STATED GOAL: Please report every line from the material that contains the word "funnel".

THE INPUT:
########################################

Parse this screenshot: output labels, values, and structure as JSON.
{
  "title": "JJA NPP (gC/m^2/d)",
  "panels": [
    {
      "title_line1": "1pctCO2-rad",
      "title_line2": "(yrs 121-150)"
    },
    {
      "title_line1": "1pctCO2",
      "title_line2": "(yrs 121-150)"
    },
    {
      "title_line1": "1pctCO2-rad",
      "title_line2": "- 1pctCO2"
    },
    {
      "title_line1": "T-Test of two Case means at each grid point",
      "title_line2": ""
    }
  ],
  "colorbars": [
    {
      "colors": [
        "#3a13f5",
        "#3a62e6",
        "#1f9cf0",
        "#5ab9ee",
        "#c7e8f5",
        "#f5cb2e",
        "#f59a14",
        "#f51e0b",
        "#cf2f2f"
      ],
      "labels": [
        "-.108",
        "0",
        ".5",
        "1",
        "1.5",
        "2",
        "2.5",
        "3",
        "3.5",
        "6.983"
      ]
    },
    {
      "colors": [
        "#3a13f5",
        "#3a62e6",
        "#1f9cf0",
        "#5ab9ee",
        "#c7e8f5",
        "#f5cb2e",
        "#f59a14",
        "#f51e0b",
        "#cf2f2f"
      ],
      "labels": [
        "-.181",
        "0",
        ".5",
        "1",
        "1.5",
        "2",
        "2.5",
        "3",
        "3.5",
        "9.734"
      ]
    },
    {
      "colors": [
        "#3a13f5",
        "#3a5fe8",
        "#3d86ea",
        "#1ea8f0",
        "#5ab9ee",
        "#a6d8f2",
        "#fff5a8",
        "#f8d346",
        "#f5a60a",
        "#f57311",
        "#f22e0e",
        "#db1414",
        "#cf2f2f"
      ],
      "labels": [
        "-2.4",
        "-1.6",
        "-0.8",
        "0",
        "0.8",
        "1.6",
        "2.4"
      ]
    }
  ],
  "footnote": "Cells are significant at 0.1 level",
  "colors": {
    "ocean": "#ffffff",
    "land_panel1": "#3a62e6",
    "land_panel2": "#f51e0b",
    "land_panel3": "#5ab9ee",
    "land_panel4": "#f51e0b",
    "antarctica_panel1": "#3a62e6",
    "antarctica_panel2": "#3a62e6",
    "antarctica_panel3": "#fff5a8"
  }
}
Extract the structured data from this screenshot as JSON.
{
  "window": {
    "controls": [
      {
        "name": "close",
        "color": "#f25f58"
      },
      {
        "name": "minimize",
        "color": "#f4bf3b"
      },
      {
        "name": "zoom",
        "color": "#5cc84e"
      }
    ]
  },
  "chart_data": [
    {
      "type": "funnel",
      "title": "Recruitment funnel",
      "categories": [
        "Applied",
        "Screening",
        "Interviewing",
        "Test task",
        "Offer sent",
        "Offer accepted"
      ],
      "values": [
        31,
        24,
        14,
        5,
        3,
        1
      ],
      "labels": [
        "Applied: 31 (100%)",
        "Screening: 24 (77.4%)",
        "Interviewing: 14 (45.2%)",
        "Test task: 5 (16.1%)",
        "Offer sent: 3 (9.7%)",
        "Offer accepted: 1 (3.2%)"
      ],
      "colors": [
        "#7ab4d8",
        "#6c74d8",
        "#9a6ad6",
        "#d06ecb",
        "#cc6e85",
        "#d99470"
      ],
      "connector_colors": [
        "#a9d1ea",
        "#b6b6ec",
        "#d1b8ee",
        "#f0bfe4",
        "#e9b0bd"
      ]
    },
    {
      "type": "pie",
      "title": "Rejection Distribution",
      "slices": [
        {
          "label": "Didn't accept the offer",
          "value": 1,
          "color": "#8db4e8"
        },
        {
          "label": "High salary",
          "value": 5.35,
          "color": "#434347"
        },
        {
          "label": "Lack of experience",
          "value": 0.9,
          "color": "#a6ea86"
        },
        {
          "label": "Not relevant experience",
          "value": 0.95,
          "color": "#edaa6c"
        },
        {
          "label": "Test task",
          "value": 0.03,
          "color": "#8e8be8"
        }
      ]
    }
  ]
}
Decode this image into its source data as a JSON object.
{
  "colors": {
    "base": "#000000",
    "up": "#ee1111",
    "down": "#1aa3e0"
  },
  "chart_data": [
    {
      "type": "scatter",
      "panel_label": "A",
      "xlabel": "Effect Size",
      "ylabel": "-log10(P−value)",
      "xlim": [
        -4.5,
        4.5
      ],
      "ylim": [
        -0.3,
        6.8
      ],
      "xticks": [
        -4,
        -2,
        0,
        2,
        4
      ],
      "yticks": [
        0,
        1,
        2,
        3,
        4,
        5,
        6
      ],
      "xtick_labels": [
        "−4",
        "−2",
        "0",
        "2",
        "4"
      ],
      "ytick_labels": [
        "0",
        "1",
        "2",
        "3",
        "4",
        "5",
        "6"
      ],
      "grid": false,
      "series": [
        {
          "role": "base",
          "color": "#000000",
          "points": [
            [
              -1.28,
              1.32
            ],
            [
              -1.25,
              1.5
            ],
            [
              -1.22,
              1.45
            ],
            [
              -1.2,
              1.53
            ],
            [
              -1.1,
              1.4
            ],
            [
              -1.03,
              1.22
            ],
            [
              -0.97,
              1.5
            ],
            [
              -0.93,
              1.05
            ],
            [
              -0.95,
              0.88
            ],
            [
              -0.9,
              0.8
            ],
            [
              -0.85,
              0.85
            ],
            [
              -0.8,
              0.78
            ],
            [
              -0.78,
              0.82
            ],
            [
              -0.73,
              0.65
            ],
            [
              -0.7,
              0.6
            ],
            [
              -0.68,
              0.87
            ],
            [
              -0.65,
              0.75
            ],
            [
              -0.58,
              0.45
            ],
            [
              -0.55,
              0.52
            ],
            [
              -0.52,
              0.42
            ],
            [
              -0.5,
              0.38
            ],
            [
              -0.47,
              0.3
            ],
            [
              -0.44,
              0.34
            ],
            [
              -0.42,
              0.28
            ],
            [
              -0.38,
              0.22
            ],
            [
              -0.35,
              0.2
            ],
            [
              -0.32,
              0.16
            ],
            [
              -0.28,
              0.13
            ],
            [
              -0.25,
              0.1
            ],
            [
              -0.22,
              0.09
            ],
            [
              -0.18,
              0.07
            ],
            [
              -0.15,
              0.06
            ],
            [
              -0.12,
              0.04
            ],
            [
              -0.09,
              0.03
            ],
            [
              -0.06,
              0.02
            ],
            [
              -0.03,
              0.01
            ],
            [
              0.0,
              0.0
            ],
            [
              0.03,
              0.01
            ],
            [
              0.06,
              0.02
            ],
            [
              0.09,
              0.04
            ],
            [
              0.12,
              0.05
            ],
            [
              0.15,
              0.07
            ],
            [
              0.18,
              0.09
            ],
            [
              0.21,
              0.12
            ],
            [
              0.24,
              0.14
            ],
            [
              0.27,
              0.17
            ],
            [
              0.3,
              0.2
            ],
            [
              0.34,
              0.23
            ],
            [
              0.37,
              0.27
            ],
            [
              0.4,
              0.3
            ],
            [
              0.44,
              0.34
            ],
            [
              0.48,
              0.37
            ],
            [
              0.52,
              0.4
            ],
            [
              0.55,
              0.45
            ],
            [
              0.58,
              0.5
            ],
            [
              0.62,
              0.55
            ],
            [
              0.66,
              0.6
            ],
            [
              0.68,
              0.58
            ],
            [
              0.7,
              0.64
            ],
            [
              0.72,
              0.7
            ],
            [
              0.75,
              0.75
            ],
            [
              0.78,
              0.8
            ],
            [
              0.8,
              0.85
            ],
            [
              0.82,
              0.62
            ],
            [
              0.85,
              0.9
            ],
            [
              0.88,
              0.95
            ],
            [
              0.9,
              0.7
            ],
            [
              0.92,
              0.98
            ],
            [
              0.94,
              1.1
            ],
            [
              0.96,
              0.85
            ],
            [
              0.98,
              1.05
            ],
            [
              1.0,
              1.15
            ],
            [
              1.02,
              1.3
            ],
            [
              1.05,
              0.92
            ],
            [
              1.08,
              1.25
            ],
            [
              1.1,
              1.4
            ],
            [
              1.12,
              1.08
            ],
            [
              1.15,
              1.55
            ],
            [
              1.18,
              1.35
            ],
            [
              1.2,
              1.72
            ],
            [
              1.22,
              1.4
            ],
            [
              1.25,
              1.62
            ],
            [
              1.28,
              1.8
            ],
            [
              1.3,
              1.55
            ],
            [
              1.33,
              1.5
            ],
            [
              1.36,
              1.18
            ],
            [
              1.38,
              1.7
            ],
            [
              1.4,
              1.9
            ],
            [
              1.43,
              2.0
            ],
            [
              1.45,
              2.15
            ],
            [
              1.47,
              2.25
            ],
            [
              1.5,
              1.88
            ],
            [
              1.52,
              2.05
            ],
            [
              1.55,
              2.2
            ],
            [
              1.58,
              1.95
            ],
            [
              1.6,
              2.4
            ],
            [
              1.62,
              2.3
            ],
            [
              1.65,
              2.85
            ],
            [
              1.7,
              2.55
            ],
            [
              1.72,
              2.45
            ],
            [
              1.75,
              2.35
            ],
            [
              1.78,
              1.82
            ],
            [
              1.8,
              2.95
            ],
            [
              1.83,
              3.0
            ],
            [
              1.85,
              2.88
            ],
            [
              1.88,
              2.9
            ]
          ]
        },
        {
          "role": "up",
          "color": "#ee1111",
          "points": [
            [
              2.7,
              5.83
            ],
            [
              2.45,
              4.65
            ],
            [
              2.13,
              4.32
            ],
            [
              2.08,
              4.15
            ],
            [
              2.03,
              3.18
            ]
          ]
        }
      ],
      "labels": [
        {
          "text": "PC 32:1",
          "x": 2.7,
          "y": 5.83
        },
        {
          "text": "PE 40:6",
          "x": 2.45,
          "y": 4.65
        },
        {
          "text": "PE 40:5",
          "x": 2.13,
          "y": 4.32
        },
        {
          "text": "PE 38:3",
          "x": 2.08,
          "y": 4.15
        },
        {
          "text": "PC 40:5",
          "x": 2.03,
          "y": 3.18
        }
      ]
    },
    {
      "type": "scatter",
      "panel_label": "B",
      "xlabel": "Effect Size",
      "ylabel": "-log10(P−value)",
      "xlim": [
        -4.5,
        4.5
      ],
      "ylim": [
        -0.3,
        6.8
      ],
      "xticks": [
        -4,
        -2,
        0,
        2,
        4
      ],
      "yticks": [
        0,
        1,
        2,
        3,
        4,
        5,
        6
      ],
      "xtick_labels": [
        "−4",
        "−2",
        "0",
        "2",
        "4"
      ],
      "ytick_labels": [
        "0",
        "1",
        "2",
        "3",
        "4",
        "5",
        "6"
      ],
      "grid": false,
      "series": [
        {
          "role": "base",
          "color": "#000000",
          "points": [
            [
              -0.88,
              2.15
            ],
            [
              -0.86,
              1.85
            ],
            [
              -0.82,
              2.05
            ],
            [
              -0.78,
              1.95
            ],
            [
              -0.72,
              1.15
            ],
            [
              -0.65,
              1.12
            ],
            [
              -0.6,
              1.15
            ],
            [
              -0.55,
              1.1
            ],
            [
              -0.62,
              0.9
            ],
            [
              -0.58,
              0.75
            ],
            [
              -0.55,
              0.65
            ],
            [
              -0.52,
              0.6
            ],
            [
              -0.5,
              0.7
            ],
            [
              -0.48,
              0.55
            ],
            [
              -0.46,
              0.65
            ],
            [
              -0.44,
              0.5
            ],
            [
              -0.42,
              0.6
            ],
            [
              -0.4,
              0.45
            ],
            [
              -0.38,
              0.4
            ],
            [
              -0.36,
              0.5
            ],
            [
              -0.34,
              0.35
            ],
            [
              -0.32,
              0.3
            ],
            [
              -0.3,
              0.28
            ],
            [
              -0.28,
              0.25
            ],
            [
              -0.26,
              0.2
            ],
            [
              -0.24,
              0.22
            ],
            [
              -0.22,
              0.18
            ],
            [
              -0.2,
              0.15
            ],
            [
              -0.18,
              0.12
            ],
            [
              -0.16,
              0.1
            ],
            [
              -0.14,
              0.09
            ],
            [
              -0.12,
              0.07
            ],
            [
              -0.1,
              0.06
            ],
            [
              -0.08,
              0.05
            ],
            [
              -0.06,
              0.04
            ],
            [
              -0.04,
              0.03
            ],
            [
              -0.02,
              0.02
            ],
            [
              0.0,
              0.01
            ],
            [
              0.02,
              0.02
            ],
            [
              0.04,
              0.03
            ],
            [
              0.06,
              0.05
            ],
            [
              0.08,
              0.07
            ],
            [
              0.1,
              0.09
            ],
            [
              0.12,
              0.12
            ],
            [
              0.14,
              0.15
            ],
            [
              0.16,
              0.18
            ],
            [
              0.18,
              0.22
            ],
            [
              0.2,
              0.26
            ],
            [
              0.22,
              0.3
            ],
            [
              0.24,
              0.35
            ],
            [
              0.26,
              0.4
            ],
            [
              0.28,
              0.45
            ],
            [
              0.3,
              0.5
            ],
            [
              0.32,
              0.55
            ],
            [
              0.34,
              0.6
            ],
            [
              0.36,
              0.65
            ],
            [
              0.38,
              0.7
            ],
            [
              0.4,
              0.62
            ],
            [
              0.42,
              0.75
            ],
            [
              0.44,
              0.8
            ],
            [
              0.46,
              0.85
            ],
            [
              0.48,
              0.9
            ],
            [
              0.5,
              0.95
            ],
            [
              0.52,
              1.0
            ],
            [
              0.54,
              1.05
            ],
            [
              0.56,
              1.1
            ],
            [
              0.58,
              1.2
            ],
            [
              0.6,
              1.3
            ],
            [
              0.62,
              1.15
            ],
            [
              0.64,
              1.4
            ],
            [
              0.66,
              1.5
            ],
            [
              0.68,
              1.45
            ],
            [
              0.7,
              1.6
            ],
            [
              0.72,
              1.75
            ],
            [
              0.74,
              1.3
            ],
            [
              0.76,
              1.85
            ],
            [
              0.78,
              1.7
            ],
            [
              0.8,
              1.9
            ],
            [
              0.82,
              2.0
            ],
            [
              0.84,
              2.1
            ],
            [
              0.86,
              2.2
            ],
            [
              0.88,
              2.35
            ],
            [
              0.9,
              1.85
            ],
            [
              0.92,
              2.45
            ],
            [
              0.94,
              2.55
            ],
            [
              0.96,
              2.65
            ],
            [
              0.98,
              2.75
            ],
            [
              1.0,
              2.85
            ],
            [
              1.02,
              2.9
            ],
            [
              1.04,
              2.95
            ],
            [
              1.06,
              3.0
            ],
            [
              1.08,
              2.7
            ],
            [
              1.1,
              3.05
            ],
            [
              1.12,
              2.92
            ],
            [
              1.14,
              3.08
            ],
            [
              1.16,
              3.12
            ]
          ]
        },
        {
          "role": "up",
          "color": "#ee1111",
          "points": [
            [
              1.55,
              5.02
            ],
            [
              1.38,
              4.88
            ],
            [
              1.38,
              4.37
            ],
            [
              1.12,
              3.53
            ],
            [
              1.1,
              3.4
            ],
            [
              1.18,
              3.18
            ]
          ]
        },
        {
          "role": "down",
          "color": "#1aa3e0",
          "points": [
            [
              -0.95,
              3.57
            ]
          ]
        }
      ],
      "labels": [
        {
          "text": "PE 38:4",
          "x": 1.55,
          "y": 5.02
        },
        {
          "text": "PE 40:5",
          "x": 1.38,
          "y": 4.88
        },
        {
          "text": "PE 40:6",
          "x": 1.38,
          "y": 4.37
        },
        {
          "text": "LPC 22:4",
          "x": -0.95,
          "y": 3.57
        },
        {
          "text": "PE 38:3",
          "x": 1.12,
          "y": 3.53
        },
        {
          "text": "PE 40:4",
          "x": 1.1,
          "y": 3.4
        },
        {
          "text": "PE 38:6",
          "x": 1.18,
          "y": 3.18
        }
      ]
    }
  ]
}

########################################

ANSWER TO THIS EXERCISE:
      "type": "funnel",
      "title": "Recruitment funnel",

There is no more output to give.